[Items listed in a dataset]
>> Start
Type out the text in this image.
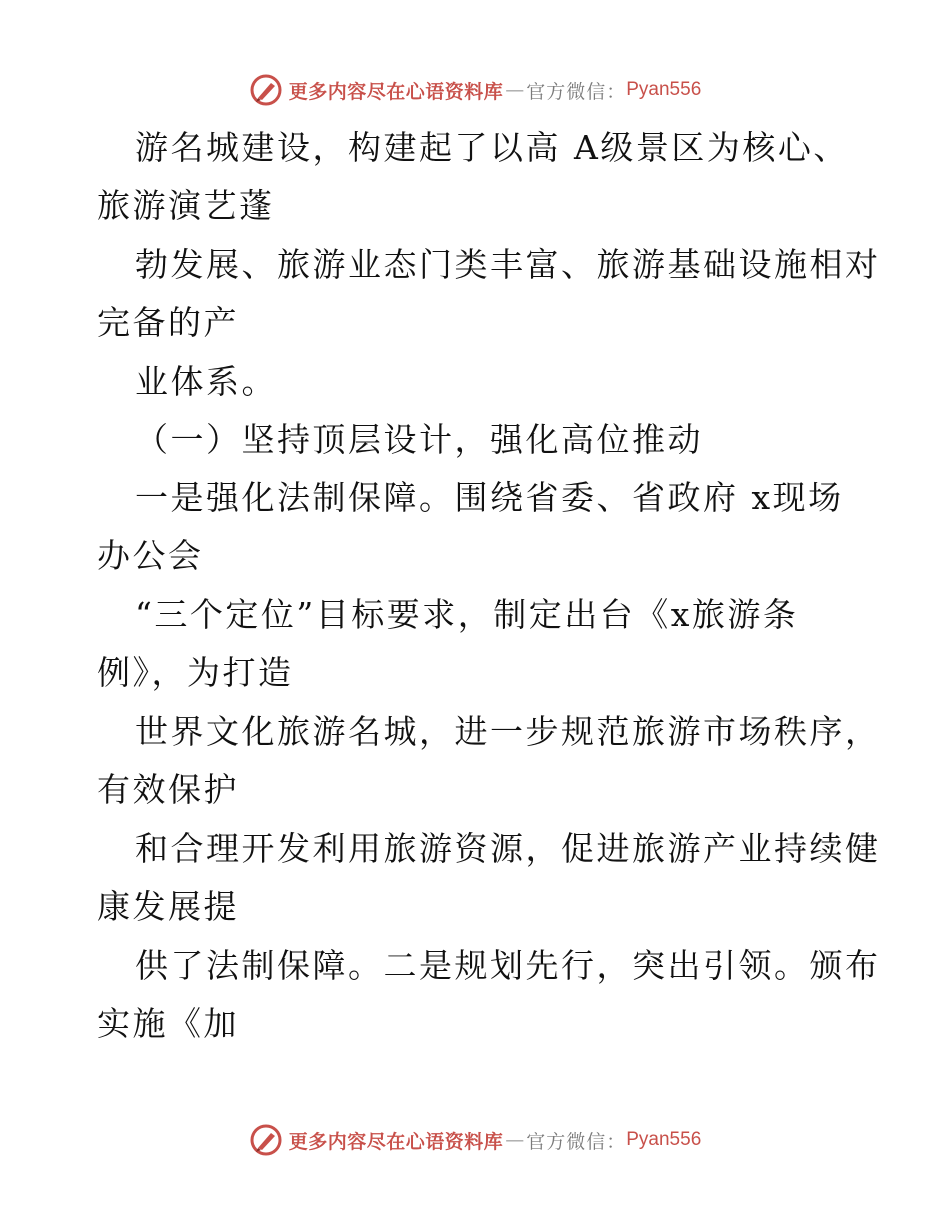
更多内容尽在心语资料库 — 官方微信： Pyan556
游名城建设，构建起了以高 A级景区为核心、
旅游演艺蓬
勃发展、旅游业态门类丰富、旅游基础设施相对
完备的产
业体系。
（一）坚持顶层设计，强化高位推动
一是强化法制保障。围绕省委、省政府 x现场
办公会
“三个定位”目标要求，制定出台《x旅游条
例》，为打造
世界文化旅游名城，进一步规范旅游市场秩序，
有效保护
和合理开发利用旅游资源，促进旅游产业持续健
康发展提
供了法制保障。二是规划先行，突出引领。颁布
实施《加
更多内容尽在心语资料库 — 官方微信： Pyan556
>> End
>> Start
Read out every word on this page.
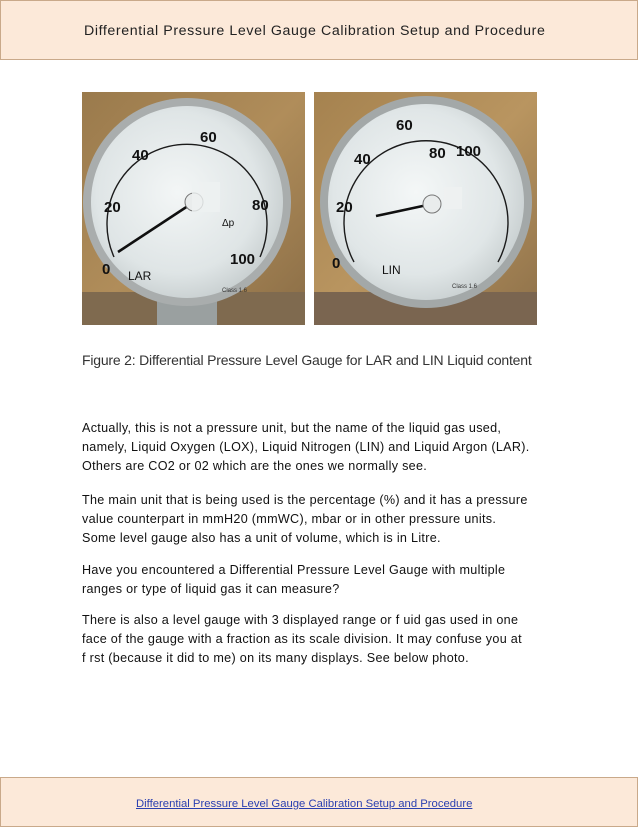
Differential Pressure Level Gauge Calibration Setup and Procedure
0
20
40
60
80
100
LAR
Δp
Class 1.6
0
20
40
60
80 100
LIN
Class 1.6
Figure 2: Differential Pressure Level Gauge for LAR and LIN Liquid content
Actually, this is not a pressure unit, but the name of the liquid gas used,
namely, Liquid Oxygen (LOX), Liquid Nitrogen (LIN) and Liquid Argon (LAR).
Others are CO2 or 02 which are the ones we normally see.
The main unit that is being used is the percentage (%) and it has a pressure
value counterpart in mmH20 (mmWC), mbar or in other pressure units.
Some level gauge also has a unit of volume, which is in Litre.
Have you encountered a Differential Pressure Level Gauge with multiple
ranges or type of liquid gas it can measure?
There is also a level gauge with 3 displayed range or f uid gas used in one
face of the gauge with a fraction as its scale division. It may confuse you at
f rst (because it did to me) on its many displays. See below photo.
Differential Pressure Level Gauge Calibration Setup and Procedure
>> End
>> Start
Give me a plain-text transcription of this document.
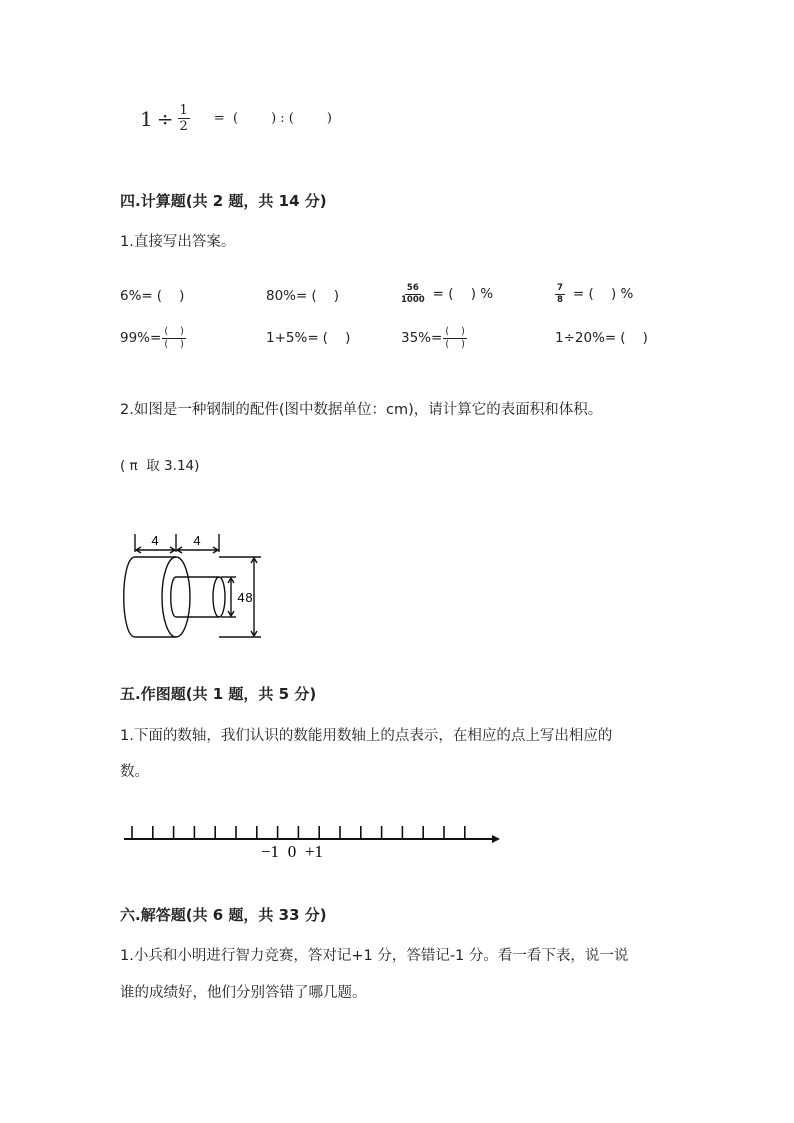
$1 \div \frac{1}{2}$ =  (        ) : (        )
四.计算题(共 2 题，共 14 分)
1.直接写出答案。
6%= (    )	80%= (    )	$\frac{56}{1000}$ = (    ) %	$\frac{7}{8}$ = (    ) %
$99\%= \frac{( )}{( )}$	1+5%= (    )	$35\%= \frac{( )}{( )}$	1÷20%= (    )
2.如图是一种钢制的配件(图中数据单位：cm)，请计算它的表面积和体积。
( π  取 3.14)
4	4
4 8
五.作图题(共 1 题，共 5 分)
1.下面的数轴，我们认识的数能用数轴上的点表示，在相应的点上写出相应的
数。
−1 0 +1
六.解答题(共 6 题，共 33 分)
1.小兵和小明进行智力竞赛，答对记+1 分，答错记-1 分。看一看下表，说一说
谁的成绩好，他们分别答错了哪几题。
>> End
Task details: Tell how many lines of the data include the word "with", and nothing else.

Written answer: 3